[START]

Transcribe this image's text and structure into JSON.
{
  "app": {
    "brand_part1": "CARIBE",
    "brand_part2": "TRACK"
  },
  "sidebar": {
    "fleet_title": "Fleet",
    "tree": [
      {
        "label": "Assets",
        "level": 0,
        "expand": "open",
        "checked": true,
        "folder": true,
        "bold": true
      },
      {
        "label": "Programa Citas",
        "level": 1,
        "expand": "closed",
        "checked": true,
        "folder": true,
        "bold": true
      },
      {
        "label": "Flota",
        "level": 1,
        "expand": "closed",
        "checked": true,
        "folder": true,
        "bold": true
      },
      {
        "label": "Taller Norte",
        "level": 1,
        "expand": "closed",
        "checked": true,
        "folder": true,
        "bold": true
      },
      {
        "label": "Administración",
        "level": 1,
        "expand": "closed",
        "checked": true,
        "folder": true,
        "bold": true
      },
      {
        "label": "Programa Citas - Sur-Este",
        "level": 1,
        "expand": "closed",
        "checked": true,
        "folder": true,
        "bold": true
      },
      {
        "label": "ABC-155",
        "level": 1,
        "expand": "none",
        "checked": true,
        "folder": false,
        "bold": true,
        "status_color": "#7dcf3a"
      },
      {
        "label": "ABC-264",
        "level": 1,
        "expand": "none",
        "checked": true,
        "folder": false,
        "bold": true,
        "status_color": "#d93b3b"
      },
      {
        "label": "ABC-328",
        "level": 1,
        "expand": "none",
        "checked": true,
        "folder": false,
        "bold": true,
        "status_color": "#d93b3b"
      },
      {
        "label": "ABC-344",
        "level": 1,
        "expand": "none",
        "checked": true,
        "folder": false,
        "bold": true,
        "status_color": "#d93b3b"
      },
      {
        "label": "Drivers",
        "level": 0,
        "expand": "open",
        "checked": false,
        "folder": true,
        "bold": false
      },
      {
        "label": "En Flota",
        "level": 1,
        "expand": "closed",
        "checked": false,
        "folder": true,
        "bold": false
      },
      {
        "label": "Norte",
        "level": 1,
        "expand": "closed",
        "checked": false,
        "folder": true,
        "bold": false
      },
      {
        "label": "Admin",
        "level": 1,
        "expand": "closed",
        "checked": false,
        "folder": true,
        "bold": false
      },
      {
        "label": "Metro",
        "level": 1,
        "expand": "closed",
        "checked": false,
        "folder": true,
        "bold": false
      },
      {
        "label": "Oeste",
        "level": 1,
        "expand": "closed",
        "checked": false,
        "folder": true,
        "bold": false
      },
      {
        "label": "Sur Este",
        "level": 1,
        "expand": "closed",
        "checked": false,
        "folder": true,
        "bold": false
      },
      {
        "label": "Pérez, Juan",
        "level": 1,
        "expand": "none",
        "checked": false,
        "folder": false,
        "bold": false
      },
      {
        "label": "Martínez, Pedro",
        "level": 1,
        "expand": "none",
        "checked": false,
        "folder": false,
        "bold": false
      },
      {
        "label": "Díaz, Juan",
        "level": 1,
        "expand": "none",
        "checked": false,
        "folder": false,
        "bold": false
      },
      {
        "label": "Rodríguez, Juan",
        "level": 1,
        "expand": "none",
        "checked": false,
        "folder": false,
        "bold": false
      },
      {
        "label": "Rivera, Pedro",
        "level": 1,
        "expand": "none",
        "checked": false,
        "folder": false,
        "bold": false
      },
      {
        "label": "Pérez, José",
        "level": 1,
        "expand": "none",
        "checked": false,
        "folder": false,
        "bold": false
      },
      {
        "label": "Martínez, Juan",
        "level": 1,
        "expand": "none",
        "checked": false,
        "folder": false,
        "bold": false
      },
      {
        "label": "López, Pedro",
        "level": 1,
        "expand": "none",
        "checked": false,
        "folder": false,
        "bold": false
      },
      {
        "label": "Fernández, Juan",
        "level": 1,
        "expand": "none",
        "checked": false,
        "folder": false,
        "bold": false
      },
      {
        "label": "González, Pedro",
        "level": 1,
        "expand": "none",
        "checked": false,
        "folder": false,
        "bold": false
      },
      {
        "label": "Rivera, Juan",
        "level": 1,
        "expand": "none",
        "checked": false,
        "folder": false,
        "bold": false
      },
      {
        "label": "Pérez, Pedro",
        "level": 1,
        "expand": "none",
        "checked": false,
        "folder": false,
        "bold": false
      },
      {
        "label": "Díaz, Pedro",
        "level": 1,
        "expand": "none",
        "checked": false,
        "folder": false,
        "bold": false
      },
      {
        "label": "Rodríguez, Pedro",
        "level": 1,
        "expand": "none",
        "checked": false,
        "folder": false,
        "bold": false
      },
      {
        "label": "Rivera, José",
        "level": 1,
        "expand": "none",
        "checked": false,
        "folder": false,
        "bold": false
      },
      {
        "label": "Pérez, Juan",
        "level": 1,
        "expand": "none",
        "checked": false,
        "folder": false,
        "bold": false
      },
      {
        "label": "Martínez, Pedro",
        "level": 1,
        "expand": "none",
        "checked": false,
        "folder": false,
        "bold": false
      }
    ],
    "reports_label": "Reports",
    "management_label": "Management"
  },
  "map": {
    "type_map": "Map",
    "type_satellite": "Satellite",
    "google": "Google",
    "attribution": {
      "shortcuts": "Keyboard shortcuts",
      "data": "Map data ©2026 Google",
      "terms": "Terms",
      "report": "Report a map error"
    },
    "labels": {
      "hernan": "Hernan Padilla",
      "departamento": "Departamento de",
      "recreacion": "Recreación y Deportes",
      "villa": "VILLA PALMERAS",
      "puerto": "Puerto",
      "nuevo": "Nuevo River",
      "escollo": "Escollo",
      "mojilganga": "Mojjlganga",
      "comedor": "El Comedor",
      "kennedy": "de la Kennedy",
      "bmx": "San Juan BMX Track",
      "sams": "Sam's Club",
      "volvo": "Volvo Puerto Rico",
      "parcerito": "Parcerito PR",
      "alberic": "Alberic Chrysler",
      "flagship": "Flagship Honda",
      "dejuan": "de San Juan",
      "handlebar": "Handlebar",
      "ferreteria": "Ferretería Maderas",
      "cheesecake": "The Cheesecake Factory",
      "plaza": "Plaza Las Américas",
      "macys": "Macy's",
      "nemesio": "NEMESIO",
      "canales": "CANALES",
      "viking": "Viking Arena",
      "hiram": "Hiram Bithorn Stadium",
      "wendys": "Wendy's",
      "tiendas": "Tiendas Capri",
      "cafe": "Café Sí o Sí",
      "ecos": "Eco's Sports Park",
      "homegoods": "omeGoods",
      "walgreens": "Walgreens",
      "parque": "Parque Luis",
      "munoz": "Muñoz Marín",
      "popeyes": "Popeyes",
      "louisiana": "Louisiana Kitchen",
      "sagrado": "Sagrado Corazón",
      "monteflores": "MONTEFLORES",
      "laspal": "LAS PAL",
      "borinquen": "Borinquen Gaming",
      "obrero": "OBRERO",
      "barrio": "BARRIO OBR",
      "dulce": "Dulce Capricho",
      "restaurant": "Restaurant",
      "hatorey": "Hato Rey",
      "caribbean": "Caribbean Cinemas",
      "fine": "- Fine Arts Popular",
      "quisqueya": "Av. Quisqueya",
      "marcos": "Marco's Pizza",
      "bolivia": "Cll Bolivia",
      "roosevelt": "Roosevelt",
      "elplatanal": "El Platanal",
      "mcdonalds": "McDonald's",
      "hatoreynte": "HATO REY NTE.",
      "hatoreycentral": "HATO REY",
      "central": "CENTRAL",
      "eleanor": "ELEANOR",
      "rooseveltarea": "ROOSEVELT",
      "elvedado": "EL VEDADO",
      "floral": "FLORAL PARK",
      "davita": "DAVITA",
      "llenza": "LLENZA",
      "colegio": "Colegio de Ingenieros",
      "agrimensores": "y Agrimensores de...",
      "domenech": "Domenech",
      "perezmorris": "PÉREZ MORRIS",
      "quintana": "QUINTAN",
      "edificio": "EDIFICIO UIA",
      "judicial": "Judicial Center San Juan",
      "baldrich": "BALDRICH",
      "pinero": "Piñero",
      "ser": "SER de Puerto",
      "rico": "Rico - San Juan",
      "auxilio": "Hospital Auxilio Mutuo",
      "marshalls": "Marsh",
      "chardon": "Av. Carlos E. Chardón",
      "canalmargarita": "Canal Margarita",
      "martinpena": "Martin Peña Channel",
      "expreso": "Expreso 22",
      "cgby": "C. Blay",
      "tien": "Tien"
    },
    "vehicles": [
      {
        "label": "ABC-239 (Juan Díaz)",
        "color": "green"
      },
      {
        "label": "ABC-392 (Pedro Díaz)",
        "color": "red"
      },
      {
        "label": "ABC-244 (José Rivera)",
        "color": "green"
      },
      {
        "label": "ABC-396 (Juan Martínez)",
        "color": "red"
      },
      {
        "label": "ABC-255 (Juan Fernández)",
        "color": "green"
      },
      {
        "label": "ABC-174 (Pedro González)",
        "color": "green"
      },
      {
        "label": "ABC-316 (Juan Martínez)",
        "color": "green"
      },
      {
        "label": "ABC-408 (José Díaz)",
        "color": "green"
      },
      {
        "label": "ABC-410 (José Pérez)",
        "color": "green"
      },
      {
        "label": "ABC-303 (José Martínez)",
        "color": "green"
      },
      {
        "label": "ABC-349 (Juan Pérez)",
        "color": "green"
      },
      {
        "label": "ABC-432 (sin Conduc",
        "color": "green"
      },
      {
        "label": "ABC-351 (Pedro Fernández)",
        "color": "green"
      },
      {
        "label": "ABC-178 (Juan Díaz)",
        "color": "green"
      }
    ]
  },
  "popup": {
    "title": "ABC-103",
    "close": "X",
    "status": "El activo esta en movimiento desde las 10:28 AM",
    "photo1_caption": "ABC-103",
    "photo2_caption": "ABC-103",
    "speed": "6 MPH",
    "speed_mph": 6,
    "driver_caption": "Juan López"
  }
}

[END]

Select and copy every line of the material that holds the string "Fernández".

        "label": "Fernández, Juan",
        "label": "ABC-255 (Juan Fernández)",
        "label": "ABC-351 (Pedro Fernández)",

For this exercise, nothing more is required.